The problem
Copy out every line that contains the word "JSON".

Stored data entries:
* BEGIN *

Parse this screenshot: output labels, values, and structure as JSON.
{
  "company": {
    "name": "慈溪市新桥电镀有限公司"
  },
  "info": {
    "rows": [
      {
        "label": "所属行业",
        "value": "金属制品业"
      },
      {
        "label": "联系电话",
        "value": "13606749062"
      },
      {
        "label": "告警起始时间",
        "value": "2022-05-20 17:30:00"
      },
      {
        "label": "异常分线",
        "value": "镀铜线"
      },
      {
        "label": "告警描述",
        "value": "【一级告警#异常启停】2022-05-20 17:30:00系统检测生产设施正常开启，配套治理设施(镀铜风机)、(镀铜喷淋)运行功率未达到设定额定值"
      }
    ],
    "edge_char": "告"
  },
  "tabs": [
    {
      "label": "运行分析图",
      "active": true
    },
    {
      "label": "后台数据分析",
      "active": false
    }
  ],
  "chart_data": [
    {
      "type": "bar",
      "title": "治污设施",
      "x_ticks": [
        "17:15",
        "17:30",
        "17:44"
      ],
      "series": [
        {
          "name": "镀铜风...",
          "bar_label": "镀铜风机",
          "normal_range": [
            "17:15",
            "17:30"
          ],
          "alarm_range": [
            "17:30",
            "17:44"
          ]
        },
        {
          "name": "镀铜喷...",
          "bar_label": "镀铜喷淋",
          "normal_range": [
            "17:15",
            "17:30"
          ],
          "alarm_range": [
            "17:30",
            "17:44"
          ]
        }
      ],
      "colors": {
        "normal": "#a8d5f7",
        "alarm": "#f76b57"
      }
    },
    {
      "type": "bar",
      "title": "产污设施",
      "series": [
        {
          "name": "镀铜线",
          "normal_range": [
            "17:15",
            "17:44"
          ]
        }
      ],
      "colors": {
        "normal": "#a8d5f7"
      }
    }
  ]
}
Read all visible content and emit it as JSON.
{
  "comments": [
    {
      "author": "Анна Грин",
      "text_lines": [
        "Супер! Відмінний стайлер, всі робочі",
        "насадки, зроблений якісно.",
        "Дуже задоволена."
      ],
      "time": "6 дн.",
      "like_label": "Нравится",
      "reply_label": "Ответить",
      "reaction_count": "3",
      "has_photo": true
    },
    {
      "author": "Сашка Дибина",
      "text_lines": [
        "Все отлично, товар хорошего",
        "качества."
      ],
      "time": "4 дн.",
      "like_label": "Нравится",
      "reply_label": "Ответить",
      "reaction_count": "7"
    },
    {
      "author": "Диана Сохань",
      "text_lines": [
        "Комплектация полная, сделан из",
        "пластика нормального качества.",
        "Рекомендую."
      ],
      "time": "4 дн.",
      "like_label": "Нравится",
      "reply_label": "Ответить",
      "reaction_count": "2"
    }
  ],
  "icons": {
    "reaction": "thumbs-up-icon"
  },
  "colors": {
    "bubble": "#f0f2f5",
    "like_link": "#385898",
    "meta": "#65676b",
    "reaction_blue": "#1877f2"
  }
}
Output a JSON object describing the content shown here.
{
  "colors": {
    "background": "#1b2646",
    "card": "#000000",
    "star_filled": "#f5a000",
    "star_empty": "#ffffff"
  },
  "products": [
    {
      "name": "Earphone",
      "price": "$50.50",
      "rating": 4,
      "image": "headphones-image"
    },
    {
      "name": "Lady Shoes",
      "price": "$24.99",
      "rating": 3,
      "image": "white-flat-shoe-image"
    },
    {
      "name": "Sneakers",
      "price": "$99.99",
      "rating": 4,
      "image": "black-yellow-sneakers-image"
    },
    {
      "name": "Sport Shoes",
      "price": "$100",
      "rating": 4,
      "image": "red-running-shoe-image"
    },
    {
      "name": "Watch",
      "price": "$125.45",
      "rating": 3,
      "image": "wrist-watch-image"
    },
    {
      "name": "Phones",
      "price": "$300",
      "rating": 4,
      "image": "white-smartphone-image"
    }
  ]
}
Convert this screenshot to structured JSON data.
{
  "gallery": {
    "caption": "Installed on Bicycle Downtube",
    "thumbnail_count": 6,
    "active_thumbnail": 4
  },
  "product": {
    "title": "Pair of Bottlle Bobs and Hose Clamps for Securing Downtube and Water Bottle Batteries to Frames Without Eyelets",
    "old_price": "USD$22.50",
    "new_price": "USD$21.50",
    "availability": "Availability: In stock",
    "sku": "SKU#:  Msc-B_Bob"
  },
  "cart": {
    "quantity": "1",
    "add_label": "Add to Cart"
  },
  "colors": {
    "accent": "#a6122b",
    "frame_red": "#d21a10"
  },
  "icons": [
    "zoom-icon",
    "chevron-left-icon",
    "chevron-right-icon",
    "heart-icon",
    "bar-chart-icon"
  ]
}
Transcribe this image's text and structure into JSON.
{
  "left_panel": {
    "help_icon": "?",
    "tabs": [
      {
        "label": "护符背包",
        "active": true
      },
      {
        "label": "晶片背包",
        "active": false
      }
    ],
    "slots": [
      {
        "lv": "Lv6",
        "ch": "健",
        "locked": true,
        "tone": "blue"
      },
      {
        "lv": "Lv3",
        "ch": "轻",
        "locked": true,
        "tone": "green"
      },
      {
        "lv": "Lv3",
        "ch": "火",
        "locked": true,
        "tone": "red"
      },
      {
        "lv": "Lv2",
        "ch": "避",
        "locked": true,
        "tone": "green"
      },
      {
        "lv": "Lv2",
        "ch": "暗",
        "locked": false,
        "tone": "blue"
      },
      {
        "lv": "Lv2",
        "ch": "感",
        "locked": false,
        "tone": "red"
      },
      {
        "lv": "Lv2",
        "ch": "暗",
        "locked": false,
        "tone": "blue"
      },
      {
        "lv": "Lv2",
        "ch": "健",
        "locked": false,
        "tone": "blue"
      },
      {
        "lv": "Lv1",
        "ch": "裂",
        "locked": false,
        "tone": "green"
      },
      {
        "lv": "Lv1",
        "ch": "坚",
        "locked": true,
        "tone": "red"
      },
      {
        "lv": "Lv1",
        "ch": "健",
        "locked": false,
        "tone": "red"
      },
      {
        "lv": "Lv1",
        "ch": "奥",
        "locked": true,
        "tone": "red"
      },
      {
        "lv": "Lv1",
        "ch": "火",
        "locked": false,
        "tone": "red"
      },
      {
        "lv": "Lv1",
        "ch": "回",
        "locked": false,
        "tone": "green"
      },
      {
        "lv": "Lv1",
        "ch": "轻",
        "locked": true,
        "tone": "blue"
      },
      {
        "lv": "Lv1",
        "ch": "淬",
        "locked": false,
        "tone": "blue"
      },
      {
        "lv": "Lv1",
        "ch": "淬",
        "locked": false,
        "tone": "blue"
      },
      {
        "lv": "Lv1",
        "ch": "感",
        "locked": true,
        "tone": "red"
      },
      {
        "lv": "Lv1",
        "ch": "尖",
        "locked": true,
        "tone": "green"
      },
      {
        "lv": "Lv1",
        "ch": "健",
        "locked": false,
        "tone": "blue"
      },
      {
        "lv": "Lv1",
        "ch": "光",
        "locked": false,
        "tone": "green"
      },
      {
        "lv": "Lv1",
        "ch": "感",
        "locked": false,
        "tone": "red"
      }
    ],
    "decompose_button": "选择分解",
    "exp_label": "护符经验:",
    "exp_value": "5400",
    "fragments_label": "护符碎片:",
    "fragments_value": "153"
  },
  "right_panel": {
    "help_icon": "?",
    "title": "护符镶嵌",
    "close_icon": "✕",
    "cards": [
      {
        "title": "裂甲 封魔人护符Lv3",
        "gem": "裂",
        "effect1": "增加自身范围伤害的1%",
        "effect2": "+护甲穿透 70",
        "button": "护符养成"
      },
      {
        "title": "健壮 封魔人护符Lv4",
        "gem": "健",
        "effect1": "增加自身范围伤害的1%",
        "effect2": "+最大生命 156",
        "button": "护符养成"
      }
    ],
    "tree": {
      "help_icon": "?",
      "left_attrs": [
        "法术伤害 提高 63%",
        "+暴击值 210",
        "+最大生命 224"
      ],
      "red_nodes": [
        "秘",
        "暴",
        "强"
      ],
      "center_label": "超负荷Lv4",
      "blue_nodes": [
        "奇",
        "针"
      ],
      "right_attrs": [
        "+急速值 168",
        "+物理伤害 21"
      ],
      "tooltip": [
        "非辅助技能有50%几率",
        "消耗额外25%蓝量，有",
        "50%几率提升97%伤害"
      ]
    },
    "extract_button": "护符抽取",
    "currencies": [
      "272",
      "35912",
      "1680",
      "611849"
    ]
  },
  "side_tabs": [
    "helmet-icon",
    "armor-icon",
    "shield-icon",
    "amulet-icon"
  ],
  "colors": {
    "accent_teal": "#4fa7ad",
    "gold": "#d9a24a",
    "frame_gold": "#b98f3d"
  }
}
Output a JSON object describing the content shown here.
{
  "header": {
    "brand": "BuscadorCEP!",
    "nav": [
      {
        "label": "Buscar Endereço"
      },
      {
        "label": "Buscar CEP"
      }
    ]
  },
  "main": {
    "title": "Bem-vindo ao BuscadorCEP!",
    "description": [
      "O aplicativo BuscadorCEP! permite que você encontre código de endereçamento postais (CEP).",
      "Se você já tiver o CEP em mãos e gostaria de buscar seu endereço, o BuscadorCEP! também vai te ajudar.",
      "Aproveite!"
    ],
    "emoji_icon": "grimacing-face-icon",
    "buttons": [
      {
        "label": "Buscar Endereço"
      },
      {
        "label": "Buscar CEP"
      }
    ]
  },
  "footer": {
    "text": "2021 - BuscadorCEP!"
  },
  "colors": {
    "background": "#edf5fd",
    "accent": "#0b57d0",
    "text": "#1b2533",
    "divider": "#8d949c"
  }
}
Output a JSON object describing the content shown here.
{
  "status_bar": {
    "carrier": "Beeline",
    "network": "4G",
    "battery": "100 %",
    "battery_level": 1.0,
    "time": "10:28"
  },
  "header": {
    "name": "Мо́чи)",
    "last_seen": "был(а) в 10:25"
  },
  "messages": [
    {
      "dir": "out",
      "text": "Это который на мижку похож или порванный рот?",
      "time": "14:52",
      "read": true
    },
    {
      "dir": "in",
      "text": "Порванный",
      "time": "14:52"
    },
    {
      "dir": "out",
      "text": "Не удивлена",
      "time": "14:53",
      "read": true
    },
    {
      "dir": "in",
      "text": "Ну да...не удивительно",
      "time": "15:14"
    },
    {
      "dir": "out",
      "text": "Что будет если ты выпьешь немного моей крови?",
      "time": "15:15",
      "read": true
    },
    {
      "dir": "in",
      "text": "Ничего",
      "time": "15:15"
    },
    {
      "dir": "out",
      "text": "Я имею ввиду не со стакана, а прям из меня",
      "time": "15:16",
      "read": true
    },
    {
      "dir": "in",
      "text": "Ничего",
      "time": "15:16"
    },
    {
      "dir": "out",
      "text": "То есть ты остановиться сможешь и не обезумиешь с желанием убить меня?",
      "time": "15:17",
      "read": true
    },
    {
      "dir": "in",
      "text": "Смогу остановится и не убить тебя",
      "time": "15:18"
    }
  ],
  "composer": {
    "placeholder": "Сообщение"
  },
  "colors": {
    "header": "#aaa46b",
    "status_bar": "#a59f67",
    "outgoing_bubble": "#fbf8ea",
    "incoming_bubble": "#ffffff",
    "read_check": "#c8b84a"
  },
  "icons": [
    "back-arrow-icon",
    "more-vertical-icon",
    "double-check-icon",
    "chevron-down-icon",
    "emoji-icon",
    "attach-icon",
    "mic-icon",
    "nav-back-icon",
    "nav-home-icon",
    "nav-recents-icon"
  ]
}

* END *

Reply to the task
Parse this screenshot: output labels, values, and structure as JSON.
Read all visible content and emit it as JSON.
Output a JSON object describing the content shown here.
Convert this screenshot to structured JSON data.
Transcribe this image's text and structure into JSON.
Output a JSON object describing the content shown here.
Output a JSON object describing the content shown here.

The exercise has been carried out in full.